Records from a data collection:
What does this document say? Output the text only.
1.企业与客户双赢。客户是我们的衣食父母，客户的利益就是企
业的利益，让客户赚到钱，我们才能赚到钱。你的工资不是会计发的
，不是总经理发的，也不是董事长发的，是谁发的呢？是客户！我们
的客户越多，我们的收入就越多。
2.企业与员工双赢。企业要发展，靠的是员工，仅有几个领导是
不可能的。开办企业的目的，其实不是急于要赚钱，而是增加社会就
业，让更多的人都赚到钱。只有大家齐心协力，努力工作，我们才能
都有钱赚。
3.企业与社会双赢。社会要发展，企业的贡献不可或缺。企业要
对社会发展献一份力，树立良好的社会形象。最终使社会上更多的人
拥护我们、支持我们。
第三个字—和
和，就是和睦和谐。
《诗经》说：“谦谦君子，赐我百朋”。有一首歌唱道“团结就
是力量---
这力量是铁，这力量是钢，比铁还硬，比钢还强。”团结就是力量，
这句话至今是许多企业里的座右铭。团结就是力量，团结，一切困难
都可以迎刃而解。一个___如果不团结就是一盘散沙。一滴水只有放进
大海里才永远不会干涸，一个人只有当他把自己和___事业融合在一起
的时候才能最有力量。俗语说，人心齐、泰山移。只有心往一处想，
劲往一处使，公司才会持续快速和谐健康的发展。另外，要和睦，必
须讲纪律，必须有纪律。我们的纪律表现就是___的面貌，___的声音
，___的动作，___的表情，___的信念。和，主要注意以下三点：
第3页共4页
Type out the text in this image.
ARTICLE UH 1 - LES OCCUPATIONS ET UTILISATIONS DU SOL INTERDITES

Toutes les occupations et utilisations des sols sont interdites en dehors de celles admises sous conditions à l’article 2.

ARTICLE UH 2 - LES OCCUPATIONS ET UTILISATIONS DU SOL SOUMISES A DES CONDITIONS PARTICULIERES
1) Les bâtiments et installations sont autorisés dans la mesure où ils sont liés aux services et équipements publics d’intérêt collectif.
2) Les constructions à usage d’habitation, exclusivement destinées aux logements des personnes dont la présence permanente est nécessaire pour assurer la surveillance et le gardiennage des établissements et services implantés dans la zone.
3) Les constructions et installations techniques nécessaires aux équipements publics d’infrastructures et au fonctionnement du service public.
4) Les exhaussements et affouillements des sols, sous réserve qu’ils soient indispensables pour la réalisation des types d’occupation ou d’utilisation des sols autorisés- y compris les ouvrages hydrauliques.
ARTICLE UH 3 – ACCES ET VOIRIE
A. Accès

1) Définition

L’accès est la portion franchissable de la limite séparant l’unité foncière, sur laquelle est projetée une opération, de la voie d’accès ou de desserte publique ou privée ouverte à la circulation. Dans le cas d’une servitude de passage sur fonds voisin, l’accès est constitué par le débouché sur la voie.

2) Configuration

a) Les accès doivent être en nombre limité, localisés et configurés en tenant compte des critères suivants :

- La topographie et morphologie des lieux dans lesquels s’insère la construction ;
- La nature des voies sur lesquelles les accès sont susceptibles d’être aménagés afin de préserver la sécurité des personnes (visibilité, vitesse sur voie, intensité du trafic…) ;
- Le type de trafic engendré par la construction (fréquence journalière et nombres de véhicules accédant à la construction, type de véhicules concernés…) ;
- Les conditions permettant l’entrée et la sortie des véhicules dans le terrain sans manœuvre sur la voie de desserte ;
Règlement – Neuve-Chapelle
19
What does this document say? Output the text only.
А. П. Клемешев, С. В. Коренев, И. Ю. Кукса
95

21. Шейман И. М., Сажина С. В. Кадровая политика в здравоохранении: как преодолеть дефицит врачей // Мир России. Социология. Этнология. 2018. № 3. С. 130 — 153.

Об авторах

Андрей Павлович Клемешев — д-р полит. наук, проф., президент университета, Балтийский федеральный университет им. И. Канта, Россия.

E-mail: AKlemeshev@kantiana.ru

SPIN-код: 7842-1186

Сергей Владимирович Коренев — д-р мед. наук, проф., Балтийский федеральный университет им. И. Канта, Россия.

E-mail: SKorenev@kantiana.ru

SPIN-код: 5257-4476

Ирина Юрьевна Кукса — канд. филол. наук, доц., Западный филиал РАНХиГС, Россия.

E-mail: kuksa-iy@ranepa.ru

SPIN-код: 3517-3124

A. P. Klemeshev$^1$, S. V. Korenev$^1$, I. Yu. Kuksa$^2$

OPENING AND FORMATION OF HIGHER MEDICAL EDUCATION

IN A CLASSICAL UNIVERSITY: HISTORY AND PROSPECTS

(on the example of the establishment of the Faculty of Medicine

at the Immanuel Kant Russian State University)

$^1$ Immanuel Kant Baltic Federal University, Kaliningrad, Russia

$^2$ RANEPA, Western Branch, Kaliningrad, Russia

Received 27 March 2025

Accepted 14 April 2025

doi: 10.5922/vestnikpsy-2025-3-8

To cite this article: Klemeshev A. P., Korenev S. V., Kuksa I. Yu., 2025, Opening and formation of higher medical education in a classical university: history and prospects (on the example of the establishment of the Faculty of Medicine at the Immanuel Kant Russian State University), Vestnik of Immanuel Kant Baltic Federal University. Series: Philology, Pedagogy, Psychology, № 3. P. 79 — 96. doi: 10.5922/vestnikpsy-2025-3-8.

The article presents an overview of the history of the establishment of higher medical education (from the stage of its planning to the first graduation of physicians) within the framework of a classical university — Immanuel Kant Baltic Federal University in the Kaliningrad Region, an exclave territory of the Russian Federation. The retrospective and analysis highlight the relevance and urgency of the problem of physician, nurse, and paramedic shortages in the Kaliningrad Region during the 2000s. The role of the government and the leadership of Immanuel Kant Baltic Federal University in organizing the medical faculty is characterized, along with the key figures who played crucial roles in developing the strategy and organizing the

**Exercise requirements:** Which lines hold the string "sous"? Copy all of them from the data above.

**Output:**
Toutes les occupations et utilisations des sols sont interdites en dehors de celles admises sous conditions à l’article 2.
4) Les exhaussements et affouillements des sols, sous réserve qu’ils soient indispensables pour la réalisation des types d’occupation ou d’utilisation des sols autorisés- y compris les ouvrages hydrauliques.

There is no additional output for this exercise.